## begin Supplied data

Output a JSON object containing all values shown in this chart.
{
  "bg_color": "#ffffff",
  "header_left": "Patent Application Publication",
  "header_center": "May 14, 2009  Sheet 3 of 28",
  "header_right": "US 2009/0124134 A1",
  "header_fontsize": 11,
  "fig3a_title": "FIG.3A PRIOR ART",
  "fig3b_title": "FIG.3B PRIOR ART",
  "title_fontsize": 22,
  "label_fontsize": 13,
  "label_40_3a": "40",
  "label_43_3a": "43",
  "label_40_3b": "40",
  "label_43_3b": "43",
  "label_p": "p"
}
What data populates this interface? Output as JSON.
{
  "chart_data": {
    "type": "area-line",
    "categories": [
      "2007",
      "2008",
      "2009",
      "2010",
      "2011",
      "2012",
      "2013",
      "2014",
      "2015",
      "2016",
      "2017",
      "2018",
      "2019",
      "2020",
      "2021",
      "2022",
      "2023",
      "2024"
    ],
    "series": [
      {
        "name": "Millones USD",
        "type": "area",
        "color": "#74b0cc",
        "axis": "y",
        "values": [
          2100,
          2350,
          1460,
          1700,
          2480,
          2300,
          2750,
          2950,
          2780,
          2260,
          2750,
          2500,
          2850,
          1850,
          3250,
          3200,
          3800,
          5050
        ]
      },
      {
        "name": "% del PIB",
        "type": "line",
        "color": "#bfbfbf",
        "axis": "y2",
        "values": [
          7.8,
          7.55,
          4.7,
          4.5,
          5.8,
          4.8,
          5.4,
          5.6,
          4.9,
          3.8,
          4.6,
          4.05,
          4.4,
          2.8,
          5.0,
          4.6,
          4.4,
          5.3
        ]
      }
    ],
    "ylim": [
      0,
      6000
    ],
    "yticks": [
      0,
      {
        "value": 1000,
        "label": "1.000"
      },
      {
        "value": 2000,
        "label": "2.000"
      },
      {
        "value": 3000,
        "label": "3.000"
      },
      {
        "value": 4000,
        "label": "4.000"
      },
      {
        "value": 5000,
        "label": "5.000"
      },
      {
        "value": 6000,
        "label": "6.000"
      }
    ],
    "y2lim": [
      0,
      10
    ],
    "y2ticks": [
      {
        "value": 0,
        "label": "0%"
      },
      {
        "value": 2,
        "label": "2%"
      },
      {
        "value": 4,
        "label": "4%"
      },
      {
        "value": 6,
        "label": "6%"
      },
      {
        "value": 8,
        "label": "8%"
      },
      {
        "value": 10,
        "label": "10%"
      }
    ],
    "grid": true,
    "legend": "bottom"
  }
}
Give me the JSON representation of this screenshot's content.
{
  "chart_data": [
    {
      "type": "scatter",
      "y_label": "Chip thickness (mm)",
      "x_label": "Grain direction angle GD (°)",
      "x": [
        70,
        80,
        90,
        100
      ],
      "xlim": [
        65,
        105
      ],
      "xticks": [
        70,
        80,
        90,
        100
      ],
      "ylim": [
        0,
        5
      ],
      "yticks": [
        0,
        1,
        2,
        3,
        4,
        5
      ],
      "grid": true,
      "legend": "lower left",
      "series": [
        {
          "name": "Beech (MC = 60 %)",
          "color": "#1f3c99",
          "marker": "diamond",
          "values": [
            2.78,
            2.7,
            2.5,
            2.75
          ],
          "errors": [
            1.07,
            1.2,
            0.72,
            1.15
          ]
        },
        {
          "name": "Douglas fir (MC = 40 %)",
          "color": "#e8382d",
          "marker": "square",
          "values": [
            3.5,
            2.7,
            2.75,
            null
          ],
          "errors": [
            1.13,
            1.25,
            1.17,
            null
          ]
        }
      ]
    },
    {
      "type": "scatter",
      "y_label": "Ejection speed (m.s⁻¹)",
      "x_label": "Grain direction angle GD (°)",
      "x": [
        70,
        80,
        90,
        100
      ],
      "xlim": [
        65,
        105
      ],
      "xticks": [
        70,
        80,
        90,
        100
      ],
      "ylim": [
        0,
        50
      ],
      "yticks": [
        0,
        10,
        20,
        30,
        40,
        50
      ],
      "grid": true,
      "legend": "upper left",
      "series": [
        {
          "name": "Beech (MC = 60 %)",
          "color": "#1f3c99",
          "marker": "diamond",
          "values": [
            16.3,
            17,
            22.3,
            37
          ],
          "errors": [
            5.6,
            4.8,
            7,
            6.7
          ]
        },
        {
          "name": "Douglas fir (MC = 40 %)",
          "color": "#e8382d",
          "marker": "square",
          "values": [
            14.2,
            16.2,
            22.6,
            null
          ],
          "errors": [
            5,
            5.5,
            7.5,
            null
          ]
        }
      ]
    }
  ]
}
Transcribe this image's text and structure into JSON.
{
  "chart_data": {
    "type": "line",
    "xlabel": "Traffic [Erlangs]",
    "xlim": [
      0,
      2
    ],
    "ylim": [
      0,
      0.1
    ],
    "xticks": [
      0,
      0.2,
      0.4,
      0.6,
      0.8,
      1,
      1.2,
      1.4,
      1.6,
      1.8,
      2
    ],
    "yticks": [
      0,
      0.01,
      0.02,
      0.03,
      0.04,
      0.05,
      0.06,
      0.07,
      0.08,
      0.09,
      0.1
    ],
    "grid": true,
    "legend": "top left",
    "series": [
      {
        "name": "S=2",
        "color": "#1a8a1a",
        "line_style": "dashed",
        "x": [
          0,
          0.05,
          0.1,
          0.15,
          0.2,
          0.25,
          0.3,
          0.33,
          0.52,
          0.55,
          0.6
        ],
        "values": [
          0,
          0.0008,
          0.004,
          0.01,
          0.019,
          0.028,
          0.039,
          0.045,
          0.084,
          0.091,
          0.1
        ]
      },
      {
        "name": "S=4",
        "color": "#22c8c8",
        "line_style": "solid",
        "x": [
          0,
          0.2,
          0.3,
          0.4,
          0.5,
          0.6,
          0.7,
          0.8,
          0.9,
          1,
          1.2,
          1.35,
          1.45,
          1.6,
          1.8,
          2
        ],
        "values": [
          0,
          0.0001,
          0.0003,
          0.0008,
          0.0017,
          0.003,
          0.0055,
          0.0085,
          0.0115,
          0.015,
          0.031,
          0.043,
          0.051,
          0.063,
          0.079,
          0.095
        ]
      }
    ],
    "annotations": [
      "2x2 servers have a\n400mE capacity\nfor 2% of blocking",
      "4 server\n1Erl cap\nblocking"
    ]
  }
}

## end Supplied data

**Stated problem**. Give back the whole listing, word for word.

**Exercise answer**.
Output a JSON object containing all values shown in this chart.
{
  "bg_color": "#ffffff",
  "header_left": "Patent Application Publication",
  "header_center": "May 14, 2009  Sheet 3 of 28",
  "header_right": "US 2009/0124134 A1",
  "header_fontsize": 11,
  "fig3a_title": "FIG.3A PRIOR ART",
  "fig3b_title": "FIG.3B PRIOR ART",
  "title_fontsize": 22,
  "label_fontsize": 13,
  "label_40_3a": "40",
  "label_43_3a": "43",
  "label_40_3b": "40",
  "label_43_3b": "43",
  "label_p": "p"
}
What data populates this interface? Output as JSON.
{
  "chart_data": {
    "type": "area-line",
    "categories": [
      "2007",
      "2008",
      "2009",
      "2010",
      "2011",
      "2012",
      "2013",
      "2014",
      "2015",
      "2016",
      "2017",
      "2018",
      "2019",
      "2020",
      "2021",
      "2022",
      "2023",
      "2024"
    ],
    "series": [
      {
        "name": "Millones USD",
        "type": "area",
        "color": "#74b0cc",
        "axis": "y",
        "values": [
          2100,
          2350,
          1460,
          1700,
          2480,
          2300,
          2750,
          2950,
          2780,
          2260,
          2750,
          2500,
          2850,
          1850,
          3250,
          3200,
          3800,
          5050
        ]
      },
      {
        "name": "% del PIB",
        "type": "line",
        "color": "#bfbfbf",
        "axis": "y2",
        "values": [
          7.8,
          7.55,
          4.7,
          4.5,
          5.8,
          4.8,
          5.4,
          5.6,
          4.9,
          3.8,
          4.6,
          4.05,
          4.4,
          2.8,
          5.0,
          4.6,
          4.4,
          5.3
        ]
      }
    ],
    "ylim": [
      0,
      6000
    ],
    "yticks": [
      0,
      {
        "value": 1000,
        "label": "1.000"
      },
      {
        "value": 2000,
        "label": "2.000"
      },
      {
        "value": 3000,
        "label": "3.000"
      },
      {
        "value": 4000,
        "label": "4.000"
      },
      {
        "value": 5000,
        "label": "5.000"
      },
      {
        "value": 6000,
        "label": "6.000"
      }
    ],
    "y2lim": [
      0,
      10
    ],
    "y2ticks": [
      {
        "value": 0,
        "label": "0%"
      },
      {
        "value": 2,
        "label": "2%"
      },
      {
        "value": 4,
        "label": "4%"
      },
      {
        "value": 6,
        "label": "6%"
      },
      {
        "value": 8,
        "label": "8%"
      },
      {
        "value": 10,
        "label": "10%"
      }
    ],
    "grid": true,
    "legend": "bottom"
  }
}
Give me the JSON representation of this screenshot's content.
{
  "chart_data": [
    {
      "type": "scatter",
      "y_label": "Chip thickness (mm)",
      "x_label": "Grain direction angle GD (°)",
      "x": [
        70,
        80,
        90,
        100
      ],
      "xlim": [
        65,
        105
      ],
      "xticks": [
        70,
        80,
        90,
        100
      ],
      "ylim": [
        0,
        5
      ],
      "yticks": [
        0,
        1,
        2,
        3,
        4,
        5
      ],
      "grid": true,
      "legend": "lower left",
      "series": [
        {
          "name": "Beech (MC = 60 %)",
          "color": "#1f3c99",
          "marker": "diamond",
          "values": [
            2.78,
            2.7,
            2.5,
            2.75
          ],
          "errors": [
            1.07,
            1.2,
            0.72,
            1.15
          ]
        },
        {
          "name": "Douglas fir (MC = 40 %)",
          "color": "#e8382d",
          "marker": "square",
          "values": [
            3.5,
            2.7,
            2.75,
            null
          ],
          "errors": [
            1.13,
            1.25,
            1.17,
            null
          ]
        }
      ]
    },
    {
      "type": "scatter",
      "y_label": "Ejection speed (m.s⁻¹)",
      "x_label": "Grain direction angle GD (°)",
      "x": [
        70,
        80,
        90,
        100
      ],
      "xlim": [
        65,
        105
      ],
      "xticks": [
        70,
        80,
        90,
        100
      ],
      "ylim": [
        0,
        50
      ],
      "yticks": [
        0,
        10,
        20,
        30,
        40,
        50
      ],
      "grid": true,
      "legend": "upper left",
      "series": [
        {
          "name": "Beech (MC = 60 %)",
          "color": "#1f3c99",
          "marker": "diamond",
          "values": [
            16.3,
            17,
            22.3,
            37
          ],
          "errors": [
            5.6,
            4.8,
            7,
            6.7
          ]
        },
        {
          "name": "Douglas fir (MC = 40 %)",
          "color": "#e8382d",
          "marker": "square",
          "values": [
            14.2,
            16.2,
            22.6,
            null
          ],
          "errors": [
            5,
            5.5,
            7.5,
            null
          ]
        }
      ]
    }
  ]
}
Transcribe this image's text and structure into JSON.
{
  "chart_data": {
    "type": "line",
    "xlabel": "Traffic [Erlangs]",
    "xlim": [
      0,
      2
    ],
    "ylim": [
      0,
      0.1
    ],
    "xticks": [
      0,
      0.2,
      0.4,
      0.6,
      0.8,
      1,
      1.2,
      1.4,
      1.6,
      1.8,
      2
    ],
    "yticks": [
      0,
      0.01,
      0.02,
      0.03,
      0.04,
      0.05,
      0.06,
      0.07,
      0.08,
      0.09,
      0.1
    ],
    "grid": true,
    "legend": "top left",
    "series": [
      {
        "name": "S=2",
        "color": "#1a8a1a",
        "line_style": "dashed",
        "x": [
          0,
          0.05,
          0.1,
          0.15,
          0.2,
          0.25,
          0.3,
          0.33,
          0.52,
          0.55,
          0.6
        ],
        "values": [
          0,
          0.0008,
          0.004,
          0.01,
          0.019,
          0.028,
          0.039,
          0.045,
          0.084,
          0.091,
          0.1
        ]
      },
      {
        "name": "S=4",
        "color": "#22c8c8",
        "line_style": "solid",
        "x": [
          0,
          0.2,
          0.3,
          0.4,
          0.5,
          0.6,
          0.7,
          0.8,
          0.9,
          1,
          1.2,
          1.35,
          1.45,
          1.6,
          1.8,
          2
        ],
        "values": [
          0,
          0.0001,
          0.0003,
          0.0008,
          0.0017,
          0.003,
          0.0055,
          0.0085,
          0.0115,
          0.015,
          0.031,
          0.043,
          0.051,
          0.063,
          0.079,
          0.095
        ]
      }
    ],
    "annotations": [
      "2x2 servers have a\n400mE capacity\nfor 2% of blocking",
      "4 server\n1Erl cap\nblocking"
    ]
  }
}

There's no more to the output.